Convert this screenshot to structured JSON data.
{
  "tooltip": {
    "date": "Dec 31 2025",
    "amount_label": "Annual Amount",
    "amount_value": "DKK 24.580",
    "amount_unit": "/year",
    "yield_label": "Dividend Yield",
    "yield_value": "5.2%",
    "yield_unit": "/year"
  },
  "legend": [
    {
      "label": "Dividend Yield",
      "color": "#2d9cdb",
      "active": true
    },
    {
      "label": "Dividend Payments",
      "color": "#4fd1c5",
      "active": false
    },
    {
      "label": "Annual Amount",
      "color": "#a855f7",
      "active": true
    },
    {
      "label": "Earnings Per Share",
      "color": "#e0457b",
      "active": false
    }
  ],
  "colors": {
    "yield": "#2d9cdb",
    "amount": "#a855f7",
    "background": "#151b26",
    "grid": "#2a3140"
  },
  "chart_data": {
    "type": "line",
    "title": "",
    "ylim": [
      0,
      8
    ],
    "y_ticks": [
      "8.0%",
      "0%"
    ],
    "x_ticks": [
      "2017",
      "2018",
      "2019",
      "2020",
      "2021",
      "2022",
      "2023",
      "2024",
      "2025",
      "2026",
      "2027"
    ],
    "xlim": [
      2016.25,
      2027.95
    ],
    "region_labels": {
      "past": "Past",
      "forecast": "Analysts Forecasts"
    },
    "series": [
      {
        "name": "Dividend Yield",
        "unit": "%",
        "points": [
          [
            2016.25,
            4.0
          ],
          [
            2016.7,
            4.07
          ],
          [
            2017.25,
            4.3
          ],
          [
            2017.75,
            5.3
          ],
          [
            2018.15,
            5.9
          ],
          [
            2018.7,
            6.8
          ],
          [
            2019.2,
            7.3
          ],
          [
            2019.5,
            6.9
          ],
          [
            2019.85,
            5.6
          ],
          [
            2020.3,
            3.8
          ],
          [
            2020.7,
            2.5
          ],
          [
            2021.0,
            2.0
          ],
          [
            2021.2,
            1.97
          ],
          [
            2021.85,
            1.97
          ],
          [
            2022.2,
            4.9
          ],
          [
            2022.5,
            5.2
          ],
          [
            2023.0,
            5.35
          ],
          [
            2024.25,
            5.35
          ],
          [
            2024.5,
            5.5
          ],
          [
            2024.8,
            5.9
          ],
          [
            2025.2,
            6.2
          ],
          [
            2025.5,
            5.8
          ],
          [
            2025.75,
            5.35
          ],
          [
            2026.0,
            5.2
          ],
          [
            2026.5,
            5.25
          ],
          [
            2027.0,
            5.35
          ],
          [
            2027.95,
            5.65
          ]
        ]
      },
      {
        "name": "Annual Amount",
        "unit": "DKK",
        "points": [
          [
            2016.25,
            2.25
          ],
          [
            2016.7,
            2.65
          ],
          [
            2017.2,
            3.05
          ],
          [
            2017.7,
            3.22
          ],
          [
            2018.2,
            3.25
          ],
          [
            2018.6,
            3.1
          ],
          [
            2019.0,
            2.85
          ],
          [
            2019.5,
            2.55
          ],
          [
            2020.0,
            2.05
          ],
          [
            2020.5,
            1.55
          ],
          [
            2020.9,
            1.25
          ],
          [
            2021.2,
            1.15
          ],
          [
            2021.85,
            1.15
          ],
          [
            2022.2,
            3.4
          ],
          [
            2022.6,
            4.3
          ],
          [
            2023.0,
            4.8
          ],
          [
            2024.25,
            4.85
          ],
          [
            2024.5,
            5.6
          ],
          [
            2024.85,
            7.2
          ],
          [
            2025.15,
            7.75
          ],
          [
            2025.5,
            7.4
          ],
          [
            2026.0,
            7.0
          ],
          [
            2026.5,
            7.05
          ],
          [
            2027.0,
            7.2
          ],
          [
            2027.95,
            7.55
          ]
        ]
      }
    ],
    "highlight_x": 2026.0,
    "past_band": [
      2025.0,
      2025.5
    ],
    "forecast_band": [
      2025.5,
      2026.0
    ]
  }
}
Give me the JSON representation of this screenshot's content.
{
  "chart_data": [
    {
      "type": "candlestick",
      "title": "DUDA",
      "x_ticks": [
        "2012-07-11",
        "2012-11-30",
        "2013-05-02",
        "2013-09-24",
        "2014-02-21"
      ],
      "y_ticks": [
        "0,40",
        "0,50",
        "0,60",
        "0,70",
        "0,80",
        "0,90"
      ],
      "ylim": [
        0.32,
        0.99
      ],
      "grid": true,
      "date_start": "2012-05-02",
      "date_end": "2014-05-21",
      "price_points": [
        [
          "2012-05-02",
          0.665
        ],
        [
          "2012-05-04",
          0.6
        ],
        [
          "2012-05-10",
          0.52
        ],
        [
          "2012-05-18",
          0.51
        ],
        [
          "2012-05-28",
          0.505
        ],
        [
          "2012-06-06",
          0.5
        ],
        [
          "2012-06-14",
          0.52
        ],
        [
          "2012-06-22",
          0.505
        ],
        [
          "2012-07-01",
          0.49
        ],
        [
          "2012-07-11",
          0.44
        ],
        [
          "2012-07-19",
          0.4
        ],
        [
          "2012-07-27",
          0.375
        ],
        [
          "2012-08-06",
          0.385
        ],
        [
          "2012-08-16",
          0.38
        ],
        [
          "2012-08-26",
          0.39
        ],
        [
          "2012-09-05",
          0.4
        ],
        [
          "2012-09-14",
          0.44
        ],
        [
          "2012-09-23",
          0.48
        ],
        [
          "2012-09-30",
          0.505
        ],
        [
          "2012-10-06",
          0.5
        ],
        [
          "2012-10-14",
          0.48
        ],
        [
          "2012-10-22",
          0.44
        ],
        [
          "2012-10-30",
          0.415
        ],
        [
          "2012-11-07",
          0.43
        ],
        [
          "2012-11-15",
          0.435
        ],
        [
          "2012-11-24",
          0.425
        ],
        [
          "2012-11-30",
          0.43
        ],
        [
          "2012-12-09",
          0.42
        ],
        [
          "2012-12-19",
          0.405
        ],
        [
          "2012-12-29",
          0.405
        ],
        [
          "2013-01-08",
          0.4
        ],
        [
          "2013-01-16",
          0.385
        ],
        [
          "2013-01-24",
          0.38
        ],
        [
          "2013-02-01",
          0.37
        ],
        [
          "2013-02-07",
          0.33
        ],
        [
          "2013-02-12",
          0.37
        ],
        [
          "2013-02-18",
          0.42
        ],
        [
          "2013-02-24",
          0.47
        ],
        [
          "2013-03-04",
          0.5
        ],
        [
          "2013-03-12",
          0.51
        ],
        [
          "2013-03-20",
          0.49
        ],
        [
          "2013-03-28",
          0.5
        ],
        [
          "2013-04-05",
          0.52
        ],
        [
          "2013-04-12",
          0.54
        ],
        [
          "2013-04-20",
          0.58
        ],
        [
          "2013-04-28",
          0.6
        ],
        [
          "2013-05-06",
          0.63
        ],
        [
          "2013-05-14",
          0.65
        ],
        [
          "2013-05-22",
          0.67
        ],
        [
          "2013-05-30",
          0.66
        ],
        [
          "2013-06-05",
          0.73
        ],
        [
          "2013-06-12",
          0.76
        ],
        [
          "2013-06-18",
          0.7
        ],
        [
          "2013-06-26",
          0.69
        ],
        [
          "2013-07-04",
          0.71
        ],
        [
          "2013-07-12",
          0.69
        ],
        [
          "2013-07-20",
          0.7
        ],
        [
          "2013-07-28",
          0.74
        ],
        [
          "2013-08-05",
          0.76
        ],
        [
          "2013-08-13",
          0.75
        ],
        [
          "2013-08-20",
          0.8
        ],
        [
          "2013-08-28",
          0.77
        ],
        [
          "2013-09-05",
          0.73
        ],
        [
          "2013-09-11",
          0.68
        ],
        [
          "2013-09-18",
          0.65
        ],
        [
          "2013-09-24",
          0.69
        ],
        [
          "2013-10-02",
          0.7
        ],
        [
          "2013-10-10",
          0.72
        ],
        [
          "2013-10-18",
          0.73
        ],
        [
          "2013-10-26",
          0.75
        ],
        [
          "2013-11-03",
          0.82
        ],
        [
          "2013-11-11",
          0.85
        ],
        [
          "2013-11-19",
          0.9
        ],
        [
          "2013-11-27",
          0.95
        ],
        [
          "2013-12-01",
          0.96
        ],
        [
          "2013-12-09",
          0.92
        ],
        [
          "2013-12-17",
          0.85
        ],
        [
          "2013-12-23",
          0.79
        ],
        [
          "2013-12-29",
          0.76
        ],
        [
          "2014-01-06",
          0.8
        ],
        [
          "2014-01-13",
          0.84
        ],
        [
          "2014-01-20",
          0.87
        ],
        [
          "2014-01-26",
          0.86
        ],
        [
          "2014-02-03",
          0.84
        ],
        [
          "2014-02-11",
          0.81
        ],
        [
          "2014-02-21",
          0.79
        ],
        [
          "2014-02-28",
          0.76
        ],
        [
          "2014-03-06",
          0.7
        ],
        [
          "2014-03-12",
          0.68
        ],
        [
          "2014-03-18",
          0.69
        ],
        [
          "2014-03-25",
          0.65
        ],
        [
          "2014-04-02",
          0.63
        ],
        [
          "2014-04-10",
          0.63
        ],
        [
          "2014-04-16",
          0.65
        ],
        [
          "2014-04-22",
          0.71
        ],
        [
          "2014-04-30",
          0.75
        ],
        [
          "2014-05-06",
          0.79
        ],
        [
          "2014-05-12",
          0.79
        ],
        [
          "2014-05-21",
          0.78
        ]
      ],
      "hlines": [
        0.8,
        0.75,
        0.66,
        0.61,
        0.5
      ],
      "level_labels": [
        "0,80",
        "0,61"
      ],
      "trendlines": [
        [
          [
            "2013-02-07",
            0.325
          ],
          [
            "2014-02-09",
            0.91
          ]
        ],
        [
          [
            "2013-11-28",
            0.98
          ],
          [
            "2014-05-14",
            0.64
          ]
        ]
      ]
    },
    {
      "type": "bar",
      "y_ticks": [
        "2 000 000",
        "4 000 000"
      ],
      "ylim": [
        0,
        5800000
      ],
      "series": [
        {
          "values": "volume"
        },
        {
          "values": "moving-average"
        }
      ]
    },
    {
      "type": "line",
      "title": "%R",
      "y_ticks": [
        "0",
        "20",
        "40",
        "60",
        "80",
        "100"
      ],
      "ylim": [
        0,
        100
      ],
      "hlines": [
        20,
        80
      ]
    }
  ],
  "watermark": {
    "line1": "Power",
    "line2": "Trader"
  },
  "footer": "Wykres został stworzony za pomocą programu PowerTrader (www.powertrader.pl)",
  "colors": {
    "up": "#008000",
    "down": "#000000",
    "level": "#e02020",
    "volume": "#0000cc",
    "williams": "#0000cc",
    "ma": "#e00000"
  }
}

##########

- **Description of the task**
Count how many lines of the material hold the string "name". Give the number and nothing more.

- **Exercise solution**
2